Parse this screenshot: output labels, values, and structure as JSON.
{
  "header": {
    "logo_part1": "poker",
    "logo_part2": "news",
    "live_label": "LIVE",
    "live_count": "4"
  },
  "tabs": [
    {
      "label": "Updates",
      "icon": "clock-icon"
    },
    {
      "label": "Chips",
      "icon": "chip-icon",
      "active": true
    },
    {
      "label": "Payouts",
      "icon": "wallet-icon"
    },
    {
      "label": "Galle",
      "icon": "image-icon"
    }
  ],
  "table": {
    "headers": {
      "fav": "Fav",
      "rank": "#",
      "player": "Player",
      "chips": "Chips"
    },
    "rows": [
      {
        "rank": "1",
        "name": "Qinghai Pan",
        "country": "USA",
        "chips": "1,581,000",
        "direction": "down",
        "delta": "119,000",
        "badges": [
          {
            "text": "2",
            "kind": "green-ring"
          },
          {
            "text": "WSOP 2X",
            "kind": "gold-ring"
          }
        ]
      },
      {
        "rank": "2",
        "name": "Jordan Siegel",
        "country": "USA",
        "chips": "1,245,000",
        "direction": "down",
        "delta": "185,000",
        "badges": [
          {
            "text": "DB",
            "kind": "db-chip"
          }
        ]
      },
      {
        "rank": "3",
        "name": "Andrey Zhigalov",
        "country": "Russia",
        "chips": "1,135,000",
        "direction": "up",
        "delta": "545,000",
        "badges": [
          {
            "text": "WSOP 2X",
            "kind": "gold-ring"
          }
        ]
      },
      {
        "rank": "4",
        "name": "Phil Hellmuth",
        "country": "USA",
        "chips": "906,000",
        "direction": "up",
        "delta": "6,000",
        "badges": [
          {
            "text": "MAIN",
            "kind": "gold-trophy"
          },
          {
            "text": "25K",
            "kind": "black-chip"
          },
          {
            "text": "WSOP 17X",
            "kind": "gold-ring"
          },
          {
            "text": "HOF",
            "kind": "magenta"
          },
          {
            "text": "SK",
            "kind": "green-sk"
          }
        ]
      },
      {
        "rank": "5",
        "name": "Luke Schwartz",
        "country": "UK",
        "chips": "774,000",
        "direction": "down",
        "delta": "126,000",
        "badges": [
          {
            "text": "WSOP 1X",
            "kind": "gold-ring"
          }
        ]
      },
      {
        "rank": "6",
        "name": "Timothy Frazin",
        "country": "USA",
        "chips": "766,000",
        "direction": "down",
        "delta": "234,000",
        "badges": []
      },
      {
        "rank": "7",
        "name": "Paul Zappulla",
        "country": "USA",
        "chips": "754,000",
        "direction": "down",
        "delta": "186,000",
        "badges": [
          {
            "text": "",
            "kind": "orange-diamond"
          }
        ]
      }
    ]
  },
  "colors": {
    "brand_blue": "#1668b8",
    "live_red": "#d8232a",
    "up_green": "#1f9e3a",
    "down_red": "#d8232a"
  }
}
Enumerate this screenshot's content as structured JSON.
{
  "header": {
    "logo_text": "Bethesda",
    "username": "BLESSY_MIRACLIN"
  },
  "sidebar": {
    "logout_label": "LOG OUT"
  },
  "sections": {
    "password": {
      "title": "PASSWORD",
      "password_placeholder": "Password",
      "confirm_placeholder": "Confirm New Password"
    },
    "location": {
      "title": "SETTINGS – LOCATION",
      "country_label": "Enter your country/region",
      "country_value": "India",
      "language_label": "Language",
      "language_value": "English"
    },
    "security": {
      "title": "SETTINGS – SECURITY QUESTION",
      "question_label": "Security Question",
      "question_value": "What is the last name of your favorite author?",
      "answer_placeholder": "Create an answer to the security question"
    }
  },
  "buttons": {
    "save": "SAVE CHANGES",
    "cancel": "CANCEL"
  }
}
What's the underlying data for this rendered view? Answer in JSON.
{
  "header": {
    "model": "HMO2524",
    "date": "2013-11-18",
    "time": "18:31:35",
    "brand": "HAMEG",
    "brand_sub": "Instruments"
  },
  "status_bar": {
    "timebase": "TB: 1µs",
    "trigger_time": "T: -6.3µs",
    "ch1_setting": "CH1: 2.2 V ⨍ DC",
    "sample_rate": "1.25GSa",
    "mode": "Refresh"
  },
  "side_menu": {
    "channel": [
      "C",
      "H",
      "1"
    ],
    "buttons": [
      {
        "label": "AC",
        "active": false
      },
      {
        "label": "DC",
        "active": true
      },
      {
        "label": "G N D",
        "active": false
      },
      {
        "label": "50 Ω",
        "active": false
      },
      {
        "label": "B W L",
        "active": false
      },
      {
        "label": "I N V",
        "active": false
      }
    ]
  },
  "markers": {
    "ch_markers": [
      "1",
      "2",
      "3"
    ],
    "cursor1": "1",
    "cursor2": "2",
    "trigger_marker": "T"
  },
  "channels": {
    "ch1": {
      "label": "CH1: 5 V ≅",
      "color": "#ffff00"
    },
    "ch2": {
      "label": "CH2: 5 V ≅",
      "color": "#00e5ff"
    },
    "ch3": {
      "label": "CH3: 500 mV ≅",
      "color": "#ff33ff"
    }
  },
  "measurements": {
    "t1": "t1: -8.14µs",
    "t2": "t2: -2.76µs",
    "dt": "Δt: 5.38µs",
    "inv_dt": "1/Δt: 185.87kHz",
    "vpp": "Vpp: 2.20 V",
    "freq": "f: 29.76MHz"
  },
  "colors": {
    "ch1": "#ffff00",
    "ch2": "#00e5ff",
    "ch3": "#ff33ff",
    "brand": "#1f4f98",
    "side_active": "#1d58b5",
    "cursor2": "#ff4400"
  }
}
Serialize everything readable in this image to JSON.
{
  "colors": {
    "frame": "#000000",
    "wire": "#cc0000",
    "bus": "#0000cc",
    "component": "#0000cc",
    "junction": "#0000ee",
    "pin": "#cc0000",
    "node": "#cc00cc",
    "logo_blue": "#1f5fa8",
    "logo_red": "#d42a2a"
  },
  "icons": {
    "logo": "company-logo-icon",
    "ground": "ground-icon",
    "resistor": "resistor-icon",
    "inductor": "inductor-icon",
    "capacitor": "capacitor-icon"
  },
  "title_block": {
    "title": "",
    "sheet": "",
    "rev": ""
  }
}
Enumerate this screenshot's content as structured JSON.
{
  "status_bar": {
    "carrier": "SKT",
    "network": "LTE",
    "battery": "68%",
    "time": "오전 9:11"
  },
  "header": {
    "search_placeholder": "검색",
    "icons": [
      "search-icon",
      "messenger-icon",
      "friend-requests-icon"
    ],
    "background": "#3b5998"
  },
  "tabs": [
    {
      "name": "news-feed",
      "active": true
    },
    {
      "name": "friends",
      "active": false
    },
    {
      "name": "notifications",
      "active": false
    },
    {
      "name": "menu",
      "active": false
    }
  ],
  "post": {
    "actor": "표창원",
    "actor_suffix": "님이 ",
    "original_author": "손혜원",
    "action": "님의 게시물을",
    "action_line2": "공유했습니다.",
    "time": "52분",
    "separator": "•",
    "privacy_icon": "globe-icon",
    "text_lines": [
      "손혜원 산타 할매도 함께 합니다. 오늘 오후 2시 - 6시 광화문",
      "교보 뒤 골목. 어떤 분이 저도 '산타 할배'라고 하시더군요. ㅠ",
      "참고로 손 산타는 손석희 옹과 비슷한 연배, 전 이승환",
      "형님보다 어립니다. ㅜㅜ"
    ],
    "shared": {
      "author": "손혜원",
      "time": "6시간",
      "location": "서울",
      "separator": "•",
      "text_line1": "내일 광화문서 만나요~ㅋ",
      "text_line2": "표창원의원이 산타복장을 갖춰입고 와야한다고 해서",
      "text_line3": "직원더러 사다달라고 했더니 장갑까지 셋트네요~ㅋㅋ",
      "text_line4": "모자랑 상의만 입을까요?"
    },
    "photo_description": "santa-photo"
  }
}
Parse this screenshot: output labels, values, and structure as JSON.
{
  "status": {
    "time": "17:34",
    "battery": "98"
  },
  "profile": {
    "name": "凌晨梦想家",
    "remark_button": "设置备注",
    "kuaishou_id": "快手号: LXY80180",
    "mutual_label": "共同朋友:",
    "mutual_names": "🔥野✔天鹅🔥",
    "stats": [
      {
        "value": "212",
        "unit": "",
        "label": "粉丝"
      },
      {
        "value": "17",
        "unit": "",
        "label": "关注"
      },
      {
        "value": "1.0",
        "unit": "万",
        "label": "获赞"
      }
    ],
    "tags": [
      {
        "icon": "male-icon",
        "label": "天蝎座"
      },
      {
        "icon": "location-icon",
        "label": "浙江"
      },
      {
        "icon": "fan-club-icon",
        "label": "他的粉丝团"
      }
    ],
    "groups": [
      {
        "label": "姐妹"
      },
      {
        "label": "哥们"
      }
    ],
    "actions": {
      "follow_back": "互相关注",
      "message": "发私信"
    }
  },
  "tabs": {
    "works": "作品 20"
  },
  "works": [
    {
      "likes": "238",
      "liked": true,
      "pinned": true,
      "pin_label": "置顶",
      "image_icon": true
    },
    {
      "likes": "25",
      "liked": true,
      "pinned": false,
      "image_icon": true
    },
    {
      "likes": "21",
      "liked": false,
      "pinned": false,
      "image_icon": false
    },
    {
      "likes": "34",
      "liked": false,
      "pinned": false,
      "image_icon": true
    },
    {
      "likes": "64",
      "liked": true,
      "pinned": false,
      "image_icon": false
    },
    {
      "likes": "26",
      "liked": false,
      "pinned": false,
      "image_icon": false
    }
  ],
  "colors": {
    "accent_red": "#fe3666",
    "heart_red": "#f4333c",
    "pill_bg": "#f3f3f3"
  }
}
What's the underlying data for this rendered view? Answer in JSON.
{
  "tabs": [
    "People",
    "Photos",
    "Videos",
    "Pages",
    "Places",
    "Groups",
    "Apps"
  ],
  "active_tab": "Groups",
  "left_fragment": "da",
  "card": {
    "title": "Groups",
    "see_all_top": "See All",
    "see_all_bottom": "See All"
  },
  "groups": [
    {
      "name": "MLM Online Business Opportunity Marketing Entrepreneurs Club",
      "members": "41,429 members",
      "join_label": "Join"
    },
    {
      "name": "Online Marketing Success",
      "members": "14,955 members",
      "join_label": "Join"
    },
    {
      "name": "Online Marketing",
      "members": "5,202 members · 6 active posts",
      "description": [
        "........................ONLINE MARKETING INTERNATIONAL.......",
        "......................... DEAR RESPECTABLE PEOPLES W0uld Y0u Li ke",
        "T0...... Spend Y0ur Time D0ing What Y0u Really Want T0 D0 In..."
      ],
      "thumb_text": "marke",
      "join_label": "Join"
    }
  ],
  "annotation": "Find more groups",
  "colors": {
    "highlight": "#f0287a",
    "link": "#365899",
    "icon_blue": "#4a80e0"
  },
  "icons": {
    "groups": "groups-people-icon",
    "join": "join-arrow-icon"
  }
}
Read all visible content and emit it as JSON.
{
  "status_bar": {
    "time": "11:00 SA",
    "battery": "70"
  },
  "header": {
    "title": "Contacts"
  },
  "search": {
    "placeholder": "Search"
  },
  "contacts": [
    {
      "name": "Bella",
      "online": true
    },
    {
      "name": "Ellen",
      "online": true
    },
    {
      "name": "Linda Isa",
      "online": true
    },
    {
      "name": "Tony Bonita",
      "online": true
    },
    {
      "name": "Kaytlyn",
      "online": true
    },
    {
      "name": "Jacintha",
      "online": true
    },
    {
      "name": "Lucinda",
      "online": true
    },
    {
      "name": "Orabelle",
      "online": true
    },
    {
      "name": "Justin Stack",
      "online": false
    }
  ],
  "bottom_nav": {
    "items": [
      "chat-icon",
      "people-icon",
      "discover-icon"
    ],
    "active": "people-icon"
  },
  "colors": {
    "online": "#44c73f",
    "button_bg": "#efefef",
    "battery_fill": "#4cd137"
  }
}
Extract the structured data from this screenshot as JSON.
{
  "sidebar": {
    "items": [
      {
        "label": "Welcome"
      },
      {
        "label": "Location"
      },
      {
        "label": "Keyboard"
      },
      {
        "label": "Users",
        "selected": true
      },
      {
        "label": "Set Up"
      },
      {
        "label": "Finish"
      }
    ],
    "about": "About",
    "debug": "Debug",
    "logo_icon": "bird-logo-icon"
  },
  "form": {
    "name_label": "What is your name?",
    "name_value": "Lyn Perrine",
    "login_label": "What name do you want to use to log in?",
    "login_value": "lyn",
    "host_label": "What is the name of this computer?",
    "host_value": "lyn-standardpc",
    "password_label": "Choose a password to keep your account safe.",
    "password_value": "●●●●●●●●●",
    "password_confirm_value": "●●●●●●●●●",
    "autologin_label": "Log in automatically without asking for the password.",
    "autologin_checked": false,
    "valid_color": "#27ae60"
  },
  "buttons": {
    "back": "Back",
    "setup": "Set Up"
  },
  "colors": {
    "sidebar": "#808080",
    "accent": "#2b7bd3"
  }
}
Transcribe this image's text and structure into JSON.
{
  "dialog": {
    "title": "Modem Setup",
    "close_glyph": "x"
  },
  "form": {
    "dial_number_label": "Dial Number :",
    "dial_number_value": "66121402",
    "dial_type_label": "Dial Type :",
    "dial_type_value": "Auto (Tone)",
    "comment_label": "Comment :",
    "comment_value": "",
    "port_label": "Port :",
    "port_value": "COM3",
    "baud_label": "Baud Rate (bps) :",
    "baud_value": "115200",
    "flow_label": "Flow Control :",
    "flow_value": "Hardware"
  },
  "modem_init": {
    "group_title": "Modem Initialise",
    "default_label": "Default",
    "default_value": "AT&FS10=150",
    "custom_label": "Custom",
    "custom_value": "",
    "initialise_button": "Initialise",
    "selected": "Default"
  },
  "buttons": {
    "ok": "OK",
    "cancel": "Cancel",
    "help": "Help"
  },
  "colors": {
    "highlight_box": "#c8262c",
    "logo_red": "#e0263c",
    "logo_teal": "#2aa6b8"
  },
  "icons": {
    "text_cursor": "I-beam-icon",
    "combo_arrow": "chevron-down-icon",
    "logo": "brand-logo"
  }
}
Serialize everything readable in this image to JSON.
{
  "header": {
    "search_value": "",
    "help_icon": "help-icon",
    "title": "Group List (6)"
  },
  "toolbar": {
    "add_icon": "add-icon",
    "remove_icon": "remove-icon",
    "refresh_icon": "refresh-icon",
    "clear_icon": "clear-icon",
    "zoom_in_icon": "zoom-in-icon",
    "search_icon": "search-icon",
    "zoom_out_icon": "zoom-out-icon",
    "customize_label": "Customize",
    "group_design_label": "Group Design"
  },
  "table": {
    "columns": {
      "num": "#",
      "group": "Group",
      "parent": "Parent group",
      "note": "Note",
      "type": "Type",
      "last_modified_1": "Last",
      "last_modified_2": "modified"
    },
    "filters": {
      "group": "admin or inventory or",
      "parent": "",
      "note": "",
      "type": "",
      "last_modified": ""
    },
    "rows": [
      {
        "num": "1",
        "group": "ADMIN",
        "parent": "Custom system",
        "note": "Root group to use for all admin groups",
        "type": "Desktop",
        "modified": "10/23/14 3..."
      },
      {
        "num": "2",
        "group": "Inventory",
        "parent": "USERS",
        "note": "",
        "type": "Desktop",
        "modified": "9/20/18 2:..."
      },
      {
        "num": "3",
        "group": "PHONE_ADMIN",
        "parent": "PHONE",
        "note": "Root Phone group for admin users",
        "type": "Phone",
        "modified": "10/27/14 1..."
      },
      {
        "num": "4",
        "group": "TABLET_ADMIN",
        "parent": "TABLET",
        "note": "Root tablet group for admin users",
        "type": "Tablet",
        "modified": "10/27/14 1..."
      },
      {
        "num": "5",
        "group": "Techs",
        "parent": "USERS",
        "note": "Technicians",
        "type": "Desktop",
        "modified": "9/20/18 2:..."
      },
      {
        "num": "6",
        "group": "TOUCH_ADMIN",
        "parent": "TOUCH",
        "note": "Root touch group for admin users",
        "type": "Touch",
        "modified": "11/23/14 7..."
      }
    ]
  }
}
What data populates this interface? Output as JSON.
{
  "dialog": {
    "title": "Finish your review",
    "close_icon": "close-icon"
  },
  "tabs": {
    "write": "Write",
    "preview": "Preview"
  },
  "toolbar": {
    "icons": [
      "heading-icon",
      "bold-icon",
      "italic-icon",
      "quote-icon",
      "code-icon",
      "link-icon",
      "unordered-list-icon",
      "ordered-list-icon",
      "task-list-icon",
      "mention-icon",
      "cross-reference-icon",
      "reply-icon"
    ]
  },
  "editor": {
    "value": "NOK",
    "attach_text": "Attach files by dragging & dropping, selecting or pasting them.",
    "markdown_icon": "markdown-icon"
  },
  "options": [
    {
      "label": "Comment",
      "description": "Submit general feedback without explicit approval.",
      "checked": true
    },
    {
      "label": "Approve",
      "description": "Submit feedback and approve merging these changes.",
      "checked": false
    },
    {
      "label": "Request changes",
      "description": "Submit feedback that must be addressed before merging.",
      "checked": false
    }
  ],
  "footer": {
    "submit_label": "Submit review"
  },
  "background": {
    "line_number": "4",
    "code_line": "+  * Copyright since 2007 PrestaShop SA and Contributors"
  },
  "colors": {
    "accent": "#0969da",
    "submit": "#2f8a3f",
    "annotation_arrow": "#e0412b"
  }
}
● ● ● ● ● ● ●
Brief -
In how many lines does the word "your" appear? Respond with the number alone.

Result -
5